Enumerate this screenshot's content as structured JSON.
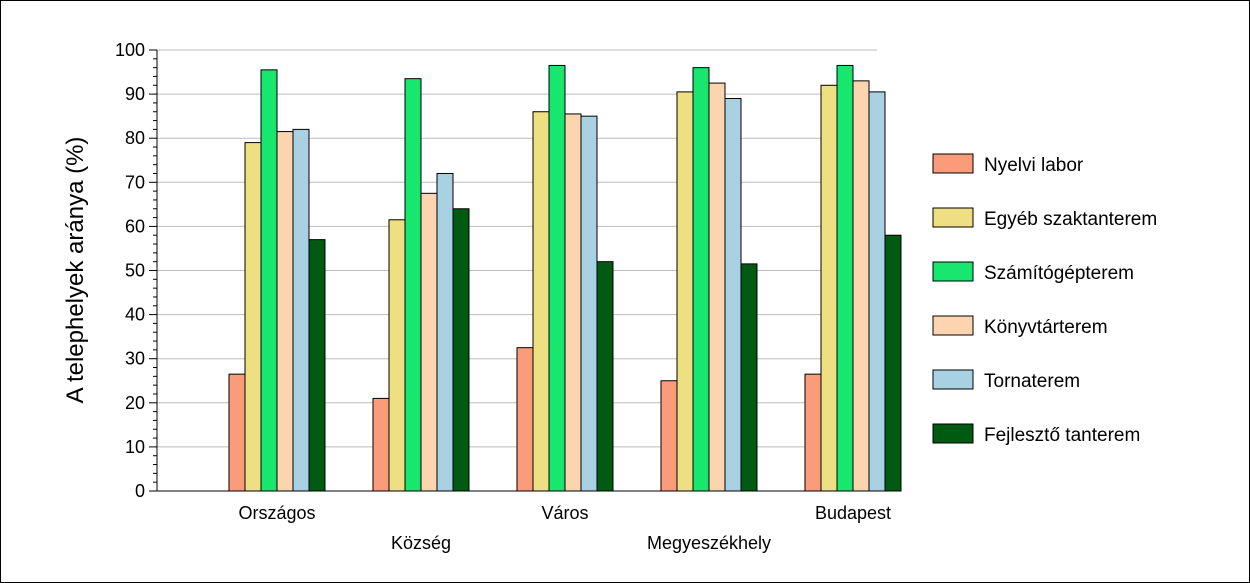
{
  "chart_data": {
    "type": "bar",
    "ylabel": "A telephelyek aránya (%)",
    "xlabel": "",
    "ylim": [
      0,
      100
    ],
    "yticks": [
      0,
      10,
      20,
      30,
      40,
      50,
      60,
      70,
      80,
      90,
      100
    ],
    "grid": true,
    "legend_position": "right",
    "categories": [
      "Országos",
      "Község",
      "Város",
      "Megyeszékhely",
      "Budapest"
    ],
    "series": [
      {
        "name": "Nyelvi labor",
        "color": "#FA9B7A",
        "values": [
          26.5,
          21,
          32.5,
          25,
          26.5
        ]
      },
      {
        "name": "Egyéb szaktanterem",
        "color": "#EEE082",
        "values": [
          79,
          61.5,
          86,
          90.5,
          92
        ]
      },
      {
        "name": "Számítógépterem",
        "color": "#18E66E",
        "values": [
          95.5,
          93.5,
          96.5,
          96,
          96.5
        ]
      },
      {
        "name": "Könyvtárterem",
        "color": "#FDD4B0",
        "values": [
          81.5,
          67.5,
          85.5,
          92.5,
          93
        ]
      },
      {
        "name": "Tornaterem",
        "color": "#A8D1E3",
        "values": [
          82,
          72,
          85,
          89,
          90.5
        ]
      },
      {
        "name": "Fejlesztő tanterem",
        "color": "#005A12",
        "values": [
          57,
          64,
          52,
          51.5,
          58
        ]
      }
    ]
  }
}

******************************

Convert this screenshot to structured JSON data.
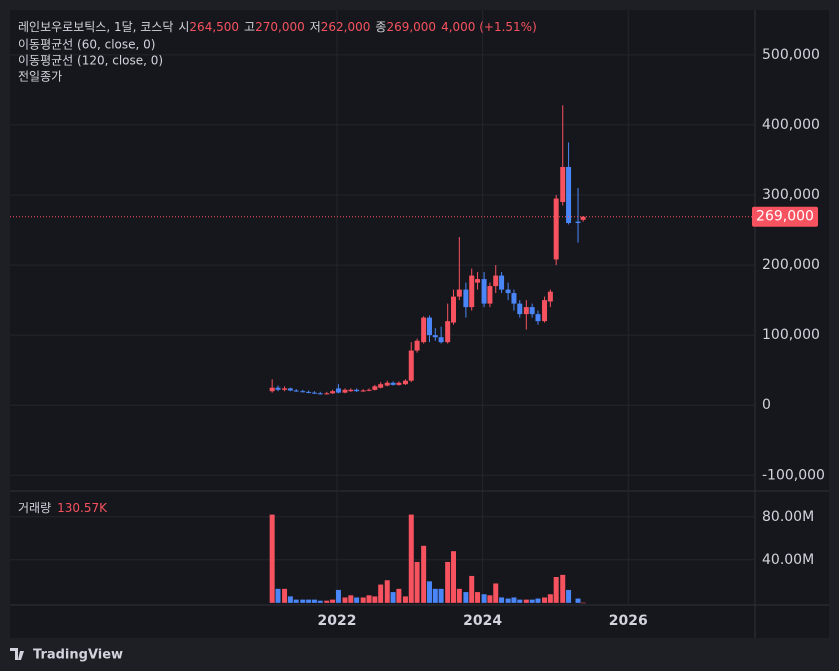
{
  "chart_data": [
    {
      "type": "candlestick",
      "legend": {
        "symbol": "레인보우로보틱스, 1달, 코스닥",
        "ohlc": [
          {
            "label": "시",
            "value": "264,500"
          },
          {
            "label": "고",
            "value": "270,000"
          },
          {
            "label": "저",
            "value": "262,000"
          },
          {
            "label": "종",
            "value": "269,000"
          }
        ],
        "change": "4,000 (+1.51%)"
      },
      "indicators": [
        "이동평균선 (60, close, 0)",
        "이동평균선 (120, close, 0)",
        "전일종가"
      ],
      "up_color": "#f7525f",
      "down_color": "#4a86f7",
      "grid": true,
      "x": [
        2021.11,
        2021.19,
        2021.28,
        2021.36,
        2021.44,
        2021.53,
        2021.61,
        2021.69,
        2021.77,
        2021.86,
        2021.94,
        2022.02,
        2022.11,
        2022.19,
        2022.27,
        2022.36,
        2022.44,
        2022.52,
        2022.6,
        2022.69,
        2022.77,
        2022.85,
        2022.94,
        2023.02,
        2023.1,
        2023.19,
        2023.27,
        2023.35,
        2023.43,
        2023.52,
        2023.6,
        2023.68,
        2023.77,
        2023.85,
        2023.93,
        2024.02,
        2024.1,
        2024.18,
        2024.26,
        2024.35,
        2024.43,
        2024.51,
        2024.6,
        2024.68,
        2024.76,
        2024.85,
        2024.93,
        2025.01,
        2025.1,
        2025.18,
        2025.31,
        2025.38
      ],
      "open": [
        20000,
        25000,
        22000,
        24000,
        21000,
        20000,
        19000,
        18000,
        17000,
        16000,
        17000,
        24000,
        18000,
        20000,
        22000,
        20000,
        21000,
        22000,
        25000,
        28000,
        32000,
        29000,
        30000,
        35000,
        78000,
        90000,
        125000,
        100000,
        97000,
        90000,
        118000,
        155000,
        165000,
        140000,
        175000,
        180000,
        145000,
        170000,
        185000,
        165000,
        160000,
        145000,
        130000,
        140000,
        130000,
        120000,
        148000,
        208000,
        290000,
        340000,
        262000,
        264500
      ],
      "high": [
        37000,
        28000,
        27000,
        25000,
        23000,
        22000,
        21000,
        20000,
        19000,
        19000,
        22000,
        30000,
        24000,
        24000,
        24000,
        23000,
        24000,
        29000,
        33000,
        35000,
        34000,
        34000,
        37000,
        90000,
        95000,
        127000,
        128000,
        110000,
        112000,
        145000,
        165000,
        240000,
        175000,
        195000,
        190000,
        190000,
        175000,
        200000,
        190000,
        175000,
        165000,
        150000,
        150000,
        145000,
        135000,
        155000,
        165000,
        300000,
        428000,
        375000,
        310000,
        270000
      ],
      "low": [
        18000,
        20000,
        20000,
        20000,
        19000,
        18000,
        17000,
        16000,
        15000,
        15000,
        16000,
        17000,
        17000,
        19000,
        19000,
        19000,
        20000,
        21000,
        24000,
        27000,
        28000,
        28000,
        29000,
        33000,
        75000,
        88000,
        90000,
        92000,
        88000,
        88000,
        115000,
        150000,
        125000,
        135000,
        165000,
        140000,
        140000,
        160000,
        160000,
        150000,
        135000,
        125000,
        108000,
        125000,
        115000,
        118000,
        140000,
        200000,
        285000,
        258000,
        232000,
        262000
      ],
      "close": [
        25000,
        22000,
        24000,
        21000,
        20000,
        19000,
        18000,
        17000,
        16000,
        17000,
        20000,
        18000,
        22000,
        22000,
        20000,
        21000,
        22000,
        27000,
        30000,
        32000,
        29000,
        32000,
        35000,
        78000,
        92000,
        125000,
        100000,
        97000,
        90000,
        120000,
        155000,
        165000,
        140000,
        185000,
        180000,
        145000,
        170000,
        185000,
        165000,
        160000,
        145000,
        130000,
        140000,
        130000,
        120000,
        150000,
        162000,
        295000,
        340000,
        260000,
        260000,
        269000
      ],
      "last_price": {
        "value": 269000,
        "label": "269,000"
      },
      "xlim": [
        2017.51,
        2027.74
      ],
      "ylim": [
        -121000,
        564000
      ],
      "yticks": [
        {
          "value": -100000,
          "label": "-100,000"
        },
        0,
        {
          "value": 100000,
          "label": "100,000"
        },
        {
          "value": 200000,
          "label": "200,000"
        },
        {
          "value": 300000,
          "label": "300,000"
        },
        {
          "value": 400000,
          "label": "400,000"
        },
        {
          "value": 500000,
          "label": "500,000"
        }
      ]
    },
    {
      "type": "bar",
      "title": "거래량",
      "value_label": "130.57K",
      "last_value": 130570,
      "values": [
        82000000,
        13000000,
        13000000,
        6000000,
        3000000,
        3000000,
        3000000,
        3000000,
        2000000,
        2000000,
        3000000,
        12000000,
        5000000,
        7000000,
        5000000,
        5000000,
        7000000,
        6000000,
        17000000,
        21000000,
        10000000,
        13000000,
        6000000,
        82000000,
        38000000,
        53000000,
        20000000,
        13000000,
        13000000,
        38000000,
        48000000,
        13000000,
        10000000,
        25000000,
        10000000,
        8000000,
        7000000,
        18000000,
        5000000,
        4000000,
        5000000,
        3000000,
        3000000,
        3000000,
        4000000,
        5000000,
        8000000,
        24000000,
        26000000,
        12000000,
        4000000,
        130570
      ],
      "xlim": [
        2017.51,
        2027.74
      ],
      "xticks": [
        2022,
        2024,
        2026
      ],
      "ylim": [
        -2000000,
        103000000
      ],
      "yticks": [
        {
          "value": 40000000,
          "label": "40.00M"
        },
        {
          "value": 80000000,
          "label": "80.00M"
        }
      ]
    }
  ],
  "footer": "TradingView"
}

******************************

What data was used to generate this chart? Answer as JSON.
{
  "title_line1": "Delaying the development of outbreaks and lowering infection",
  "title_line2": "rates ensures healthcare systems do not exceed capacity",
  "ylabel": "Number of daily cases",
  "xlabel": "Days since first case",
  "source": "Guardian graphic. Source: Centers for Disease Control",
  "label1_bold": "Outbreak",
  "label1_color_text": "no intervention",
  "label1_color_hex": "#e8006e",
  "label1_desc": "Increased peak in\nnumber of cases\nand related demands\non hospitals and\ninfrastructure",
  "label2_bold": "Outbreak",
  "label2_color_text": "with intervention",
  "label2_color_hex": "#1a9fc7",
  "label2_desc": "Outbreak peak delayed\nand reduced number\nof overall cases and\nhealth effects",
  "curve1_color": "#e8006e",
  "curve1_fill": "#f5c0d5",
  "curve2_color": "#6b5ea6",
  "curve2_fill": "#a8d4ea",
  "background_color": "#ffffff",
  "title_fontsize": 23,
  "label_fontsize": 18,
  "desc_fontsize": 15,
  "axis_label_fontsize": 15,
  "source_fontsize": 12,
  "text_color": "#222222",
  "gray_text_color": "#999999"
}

******************************

EXERCISE REQUIREMENTS
Copy each line of the data that contains the word "this".

RESULT
Enumerate this screenshot's content as structured JSON.
Convert this screenshot to structured JSON data.
What data was used to generate this chart? Answer as JSON.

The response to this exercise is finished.